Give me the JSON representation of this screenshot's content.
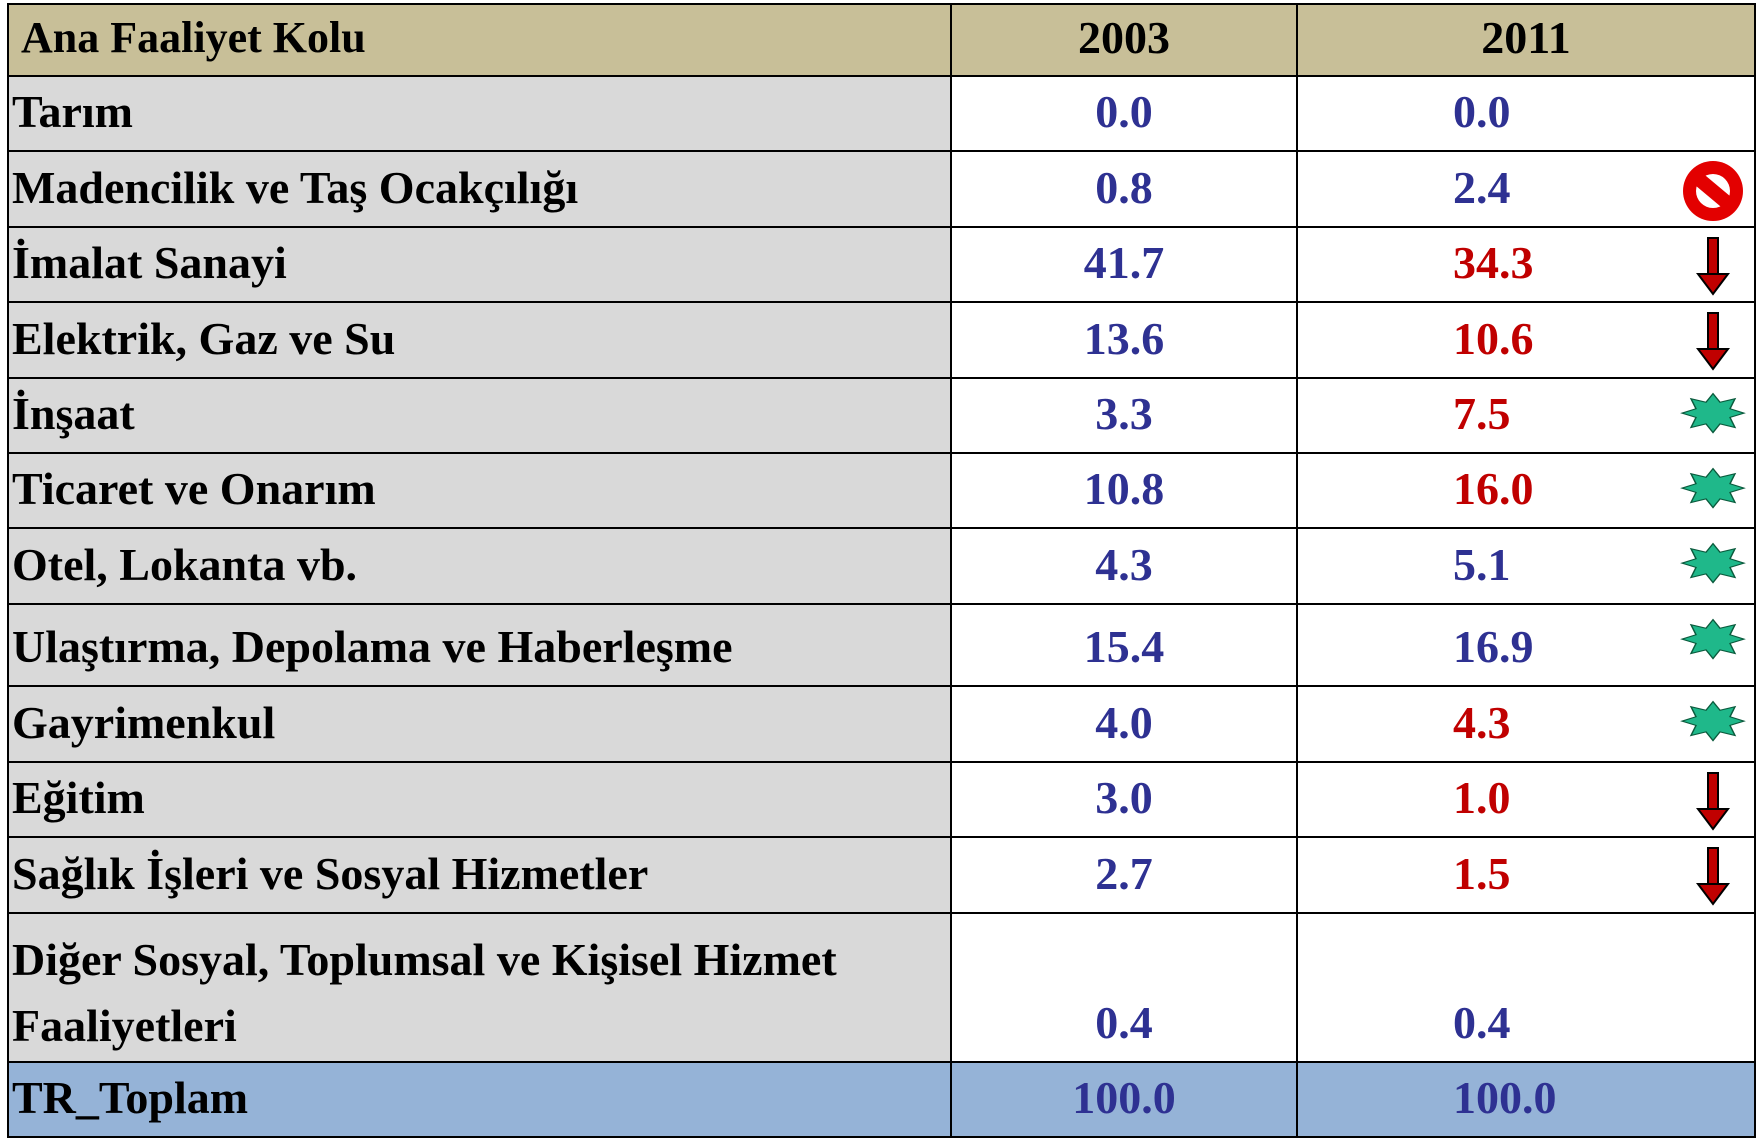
{
  "table": {
    "header": [
      "Ana Faaliyet Kolu",
      "2003",
      "2011"
    ],
    "rows": [
      [
        "Tarım",
        "0.0",
        "0.0"
      ],
      [
        "Madencilik ve Taş Ocakçılığı",
        "0.8",
        "2.4"
      ],
      [
        "İmalat Sanayi",
        "41.7",
        "34.3"
      ],
      [
        "Elektrik, Gaz ve Su",
        "13.6",
        "10.6"
      ],
      [
        "İnşaat",
        "3.3",
        "7.5"
      ],
      [
        "Ticaret ve Onarım",
        "10.8",
        "16.0"
      ],
      [
        "Otel, Lokanta vb.",
        "4.3",
        "5.1"
      ],
      [
        "Ulaştırma, Depolama ve Haberleşme",
        "15.4",
        "16.9"
      ],
      [
        "Gayrimenkul",
        "4.0",
        "4.3"
      ],
      [
        "Eğitim",
        "3.0",
        "1.0"
      ],
      [
        "Sağlık İşleri ve Sosyal Hizmetler",
        "2.7",
        "1.5"
      ],
      [
        "Diğer Sosyal, Toplumsal ve Kişisel Hizmet Faaliyetleri",
        "0.4",
        "0.4"
      ]
    ],
    "total": [
      "TR_Toplam",
      "100.0",
      "100.0"
    ]
  }
}
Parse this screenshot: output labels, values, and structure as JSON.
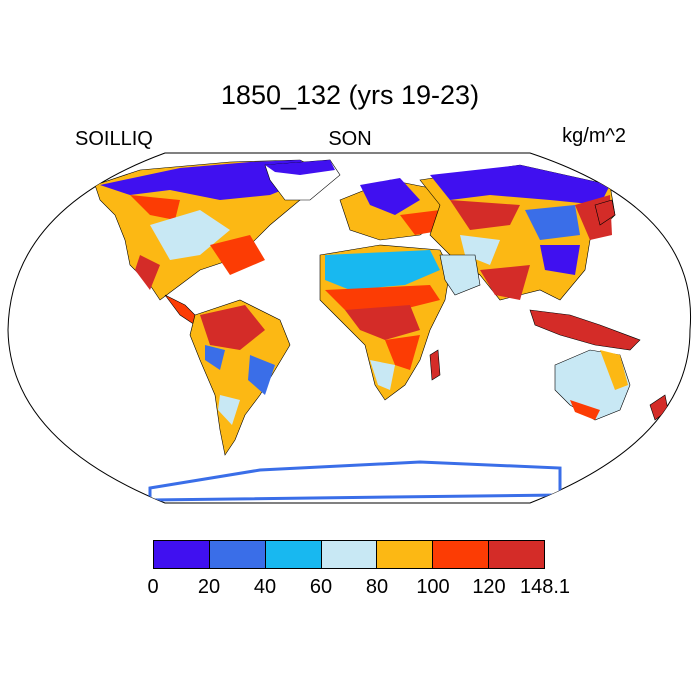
{
  "title": "1850_132 (yrs 19-23)",
  "left_label": "SOILLIQ",
  "center_label": "SON",
  "right_label": "kg/m^2",
  "colorbar": {
    "colors": [
      "#4010f0",
      "#3a6ee8",
      "#18b8f0",
      "#c8e8f4",
      "#fcb814",
      "#fc3c04",
      "#d42c28"
    ],
    "ticks": [
      "0",
      "20",
      "40",
      "60",
      "80",
      "100",
      "120",
      "148.1"
    ]
  }
}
· · ·
Task objective:
From the line containing "Parse this screenshot: output" down to the last line of the entries above, copy each line exactly and nothing more. Leave pictures out.

Expected output:
Parse this screenshot: output labels, values, and structure as JSON.
{
  "title": "1850_132 (yrs 19-23)",
  "left_label": "SOILLIQ",
  "center_label": "SON",
  "right_label": "kg/m^2",
  "colorbar": {
    "colors": [
      "#4010f0",
      "#3a6ee8",
      "#18b8f0",
      "#c8e8f4",
      "#fcb814",
      "#fc3c04",
      "#d42c28"
    ],
    "ticks": [
      "0",
      "20",
      "40",
      "60",
      "80",
      "100",
      "120",
      "148.1"
    ]
  }
}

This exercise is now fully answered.